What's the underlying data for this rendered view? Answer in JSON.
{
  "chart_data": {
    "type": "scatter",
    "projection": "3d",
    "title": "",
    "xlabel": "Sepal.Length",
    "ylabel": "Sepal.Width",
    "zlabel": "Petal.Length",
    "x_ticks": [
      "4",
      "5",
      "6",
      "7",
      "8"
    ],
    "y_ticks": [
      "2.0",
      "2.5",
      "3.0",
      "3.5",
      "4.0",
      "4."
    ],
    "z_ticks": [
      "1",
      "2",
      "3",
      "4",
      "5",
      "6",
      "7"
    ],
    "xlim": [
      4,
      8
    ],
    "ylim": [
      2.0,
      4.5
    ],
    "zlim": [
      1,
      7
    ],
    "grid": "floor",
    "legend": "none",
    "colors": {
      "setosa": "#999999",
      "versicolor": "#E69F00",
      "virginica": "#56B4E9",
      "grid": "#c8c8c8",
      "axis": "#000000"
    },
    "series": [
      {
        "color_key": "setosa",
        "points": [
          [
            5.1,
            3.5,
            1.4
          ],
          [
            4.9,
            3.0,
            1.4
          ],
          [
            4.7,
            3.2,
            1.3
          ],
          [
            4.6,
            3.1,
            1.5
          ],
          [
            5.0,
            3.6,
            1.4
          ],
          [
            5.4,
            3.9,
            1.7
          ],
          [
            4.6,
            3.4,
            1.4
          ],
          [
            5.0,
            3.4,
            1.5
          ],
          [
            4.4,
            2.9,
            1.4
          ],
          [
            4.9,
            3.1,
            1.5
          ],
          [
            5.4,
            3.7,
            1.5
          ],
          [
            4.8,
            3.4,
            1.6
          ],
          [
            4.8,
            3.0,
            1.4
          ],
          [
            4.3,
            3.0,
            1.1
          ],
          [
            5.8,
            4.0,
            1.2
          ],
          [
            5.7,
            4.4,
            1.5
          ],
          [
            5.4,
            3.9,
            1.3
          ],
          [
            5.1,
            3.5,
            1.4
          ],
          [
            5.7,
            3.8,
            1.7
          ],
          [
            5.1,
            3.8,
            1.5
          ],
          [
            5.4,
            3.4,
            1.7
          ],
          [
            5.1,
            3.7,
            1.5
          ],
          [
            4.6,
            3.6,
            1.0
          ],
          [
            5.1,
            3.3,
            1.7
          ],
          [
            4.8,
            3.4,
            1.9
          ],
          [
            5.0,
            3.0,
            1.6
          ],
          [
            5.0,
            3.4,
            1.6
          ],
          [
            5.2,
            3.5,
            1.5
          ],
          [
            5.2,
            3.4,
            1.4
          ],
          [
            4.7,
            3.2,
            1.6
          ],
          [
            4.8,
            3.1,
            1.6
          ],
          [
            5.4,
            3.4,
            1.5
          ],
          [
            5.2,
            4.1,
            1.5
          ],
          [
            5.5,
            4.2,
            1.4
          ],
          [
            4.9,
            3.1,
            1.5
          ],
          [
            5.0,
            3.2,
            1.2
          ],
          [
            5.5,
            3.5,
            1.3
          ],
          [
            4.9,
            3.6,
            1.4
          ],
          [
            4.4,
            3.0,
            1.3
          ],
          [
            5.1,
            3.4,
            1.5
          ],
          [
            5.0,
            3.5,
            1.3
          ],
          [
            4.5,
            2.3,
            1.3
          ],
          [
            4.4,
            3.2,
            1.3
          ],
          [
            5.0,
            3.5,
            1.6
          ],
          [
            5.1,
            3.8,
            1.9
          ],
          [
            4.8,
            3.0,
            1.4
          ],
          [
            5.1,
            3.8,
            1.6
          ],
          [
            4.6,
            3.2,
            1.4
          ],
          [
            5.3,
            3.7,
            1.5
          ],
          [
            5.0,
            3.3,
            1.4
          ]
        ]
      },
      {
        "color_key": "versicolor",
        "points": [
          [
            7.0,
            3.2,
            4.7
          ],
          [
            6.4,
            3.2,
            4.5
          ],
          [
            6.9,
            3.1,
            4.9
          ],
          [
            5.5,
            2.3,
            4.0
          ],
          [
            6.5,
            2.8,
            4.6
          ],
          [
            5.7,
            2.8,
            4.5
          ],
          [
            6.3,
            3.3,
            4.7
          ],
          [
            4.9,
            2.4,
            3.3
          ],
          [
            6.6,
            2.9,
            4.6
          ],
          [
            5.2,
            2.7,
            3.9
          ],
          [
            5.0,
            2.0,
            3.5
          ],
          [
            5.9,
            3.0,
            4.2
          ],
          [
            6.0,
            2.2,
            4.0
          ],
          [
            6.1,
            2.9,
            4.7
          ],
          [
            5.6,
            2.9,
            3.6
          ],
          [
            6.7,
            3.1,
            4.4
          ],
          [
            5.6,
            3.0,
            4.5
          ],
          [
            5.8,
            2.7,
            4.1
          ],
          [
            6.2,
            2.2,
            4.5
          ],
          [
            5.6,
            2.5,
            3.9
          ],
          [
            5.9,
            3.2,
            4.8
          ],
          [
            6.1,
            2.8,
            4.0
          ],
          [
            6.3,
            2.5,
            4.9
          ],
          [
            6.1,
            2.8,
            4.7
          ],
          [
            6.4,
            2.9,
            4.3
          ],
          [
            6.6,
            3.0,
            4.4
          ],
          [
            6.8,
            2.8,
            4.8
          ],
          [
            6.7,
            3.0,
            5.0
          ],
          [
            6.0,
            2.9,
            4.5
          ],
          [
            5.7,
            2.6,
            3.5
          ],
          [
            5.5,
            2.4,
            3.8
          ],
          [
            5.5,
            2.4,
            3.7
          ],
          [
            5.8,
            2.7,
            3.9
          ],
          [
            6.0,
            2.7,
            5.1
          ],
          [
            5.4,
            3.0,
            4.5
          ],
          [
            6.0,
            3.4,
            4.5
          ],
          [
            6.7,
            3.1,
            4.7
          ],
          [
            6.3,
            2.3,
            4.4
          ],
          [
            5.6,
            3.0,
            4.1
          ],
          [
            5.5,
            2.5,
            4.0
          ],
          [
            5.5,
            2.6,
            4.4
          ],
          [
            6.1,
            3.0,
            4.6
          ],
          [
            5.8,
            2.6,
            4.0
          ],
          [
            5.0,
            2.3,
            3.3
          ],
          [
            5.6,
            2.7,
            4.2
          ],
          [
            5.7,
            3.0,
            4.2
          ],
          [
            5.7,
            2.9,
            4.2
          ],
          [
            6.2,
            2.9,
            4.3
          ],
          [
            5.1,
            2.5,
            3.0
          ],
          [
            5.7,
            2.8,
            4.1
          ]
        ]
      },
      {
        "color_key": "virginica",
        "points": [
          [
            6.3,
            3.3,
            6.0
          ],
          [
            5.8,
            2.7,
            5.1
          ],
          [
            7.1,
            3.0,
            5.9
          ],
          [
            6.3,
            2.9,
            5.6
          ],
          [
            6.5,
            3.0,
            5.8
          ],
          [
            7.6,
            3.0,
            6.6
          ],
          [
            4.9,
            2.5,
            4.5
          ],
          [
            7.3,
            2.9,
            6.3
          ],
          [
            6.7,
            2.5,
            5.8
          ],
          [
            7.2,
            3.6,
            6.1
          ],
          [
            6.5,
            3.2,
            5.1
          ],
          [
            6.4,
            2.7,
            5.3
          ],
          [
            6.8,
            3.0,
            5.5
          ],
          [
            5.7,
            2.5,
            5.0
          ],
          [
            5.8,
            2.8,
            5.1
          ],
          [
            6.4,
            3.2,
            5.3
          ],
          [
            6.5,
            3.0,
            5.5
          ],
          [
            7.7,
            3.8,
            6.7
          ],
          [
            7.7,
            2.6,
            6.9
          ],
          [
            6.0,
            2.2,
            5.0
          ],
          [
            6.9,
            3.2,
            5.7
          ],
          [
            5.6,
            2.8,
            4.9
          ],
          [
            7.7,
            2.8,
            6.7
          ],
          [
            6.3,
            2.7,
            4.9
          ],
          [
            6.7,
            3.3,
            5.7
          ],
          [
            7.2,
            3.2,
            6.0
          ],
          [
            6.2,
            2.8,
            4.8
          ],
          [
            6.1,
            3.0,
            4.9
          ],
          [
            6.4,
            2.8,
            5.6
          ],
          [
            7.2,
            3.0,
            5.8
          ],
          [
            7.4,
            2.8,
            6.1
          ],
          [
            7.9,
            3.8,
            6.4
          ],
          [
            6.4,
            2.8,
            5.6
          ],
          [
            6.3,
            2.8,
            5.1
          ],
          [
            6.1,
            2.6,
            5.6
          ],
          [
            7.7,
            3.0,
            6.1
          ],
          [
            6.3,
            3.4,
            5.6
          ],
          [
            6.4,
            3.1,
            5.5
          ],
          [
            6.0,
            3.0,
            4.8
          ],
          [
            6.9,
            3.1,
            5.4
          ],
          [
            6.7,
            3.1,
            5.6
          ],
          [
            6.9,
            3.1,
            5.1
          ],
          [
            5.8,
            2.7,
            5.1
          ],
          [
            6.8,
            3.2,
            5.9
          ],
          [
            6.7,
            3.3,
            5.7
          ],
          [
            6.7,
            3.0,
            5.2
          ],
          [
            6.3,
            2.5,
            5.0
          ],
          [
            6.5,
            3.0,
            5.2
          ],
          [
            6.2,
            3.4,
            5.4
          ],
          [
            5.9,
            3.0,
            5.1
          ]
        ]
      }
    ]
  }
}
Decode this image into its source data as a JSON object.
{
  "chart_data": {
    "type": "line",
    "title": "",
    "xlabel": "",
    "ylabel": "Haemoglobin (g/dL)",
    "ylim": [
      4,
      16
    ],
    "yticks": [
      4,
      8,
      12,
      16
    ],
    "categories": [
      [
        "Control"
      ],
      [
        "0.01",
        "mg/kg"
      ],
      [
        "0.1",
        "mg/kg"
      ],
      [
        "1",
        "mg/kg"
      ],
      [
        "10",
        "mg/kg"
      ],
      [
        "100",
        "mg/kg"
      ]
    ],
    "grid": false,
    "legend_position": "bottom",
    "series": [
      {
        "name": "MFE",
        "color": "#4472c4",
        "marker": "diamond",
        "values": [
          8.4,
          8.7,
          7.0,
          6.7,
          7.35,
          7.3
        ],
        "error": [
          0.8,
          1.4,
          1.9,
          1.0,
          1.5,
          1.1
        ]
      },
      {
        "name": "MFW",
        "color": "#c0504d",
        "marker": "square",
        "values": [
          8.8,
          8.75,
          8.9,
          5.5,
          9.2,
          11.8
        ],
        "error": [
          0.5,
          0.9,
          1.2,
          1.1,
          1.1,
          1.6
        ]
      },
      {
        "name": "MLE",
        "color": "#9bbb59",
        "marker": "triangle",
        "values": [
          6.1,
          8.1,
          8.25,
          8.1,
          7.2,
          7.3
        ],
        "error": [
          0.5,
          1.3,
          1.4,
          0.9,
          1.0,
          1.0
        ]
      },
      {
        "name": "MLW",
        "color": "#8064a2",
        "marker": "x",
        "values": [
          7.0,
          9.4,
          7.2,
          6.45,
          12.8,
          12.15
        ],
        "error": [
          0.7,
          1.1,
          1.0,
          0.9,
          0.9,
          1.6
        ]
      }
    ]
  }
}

Direction:
Within the listing above, find every line containing the string "JSON" and return it.

Result below:
What's the underlying data for this rendered view? Answer in JSON.
Decode this image into its source data as a JSON object.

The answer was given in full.